§ **What the task requires**
Drop the images; return everything else in the listing below exactly.

§ **Provided records**
|---|

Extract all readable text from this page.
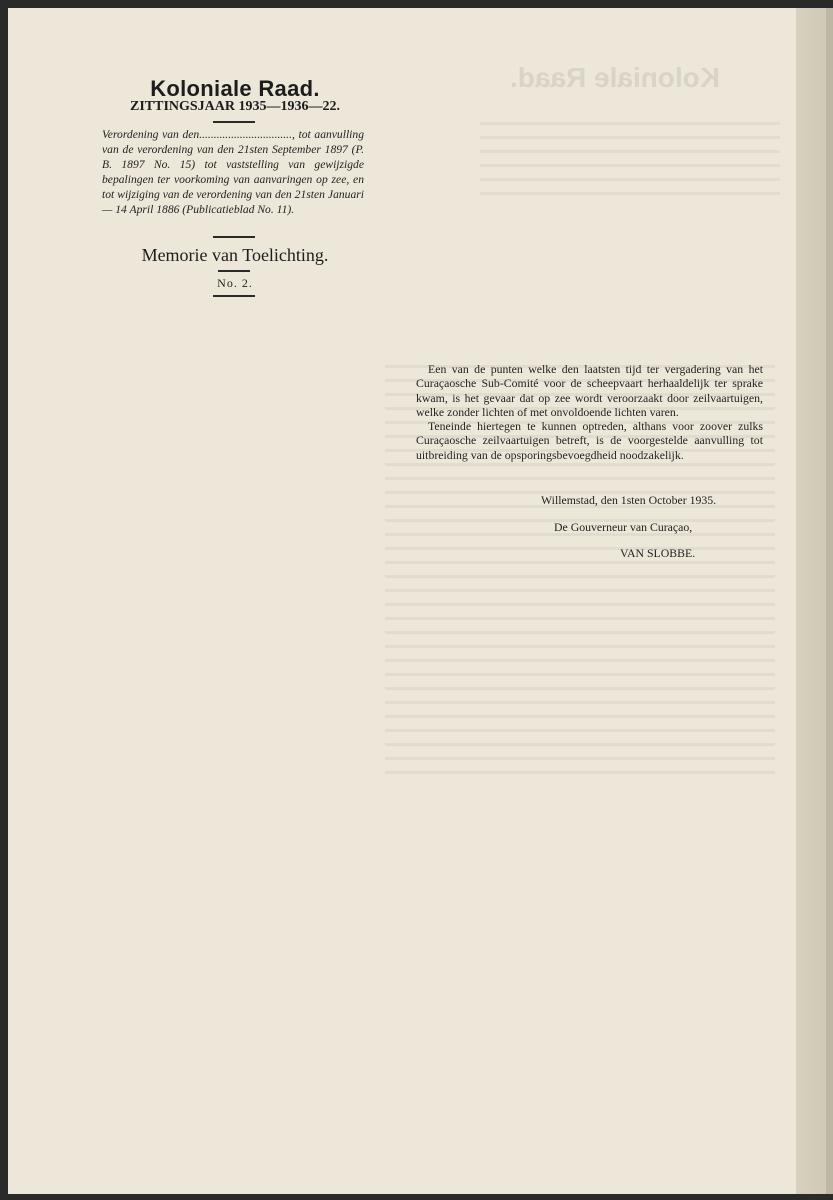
Koloniale Raad.
Koloniale Raad.
ZITTINGSJAAR 1935—1936—22.
Verordening van den................................, tot aanvulling van de verordening van den 21sten September 1897 (P. B. 1897 No. 15) tot vaststelling van gewijzigde bepalingen ter voorkoming van aanvaringen op zee, en tot wijziging van de verordening van den 21sten Januari — 14 April 1886 (Publicatieblad No. 11).
Memorie van Toelichting.
No. 2.

Een van de punten welke den laatsten tijd ter vergadering van het Curaçaosche Sub-Comité voor de scheepvaart herhaaldelijk ter sprake kwam, is het gevaar dat op zee wordt veroorzaakt door zeilvaartuigen, welke zonder lichten of met onvoldoende lichten varen.

Teneinde hiertegen te kunnen optreden, althans voor zoover zulks Curaçaosche zeilvaartuigen betreft, is de voorgestelde aanvulling tot uitbreiding van de opsporingsbevoegdheid noodzakelijk.

Willemstad, den 1sten October 1935.
De Gouverneur van Curaçao,
VAN SLOBBE.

|---|

§ **Answer to this problem**
Extract all readable text from this page.
Koloniale Raad.
Koloniale Raad.
ZITTINGSJAAR 1935—1936—22.
Verordening van den................................, tot aanvulling van de verordening van den 21sten September 1897 (P. B. 1897 No. 15) tot vaststelling van gewijzigde bepalingen ter voorkoming van aanvaringen op zee, en tot wijziging van de verordening van den 21sten Januari — 14 April 1886 (Publicatieblad No. 11).
Memorie van Toelichting.
No. 2.

Een van de punten welke den laatsten tijd ter vergadering van het Curaçaosche Sub-Comité voor de scheepvaart herhaaldelijk ter sprake kwam, is het gevaar dat op zee wordt veroorzaakt door zeilvaartuigen, welke zonder lichten of met onvoldoende lichten varen.

Teneinde hiertegen te kunnen optreden, althans voor zoover zulks Curaçaosche zeilvaartuigen betreft, is de voorgestelde aanvulling tot uitbreiding van de opsporingsbevoegdheid noodzakelijk.

Willemstad, den 1sten October 1935.
De Gouverneur van Curaçao,
VAN SLOBBE.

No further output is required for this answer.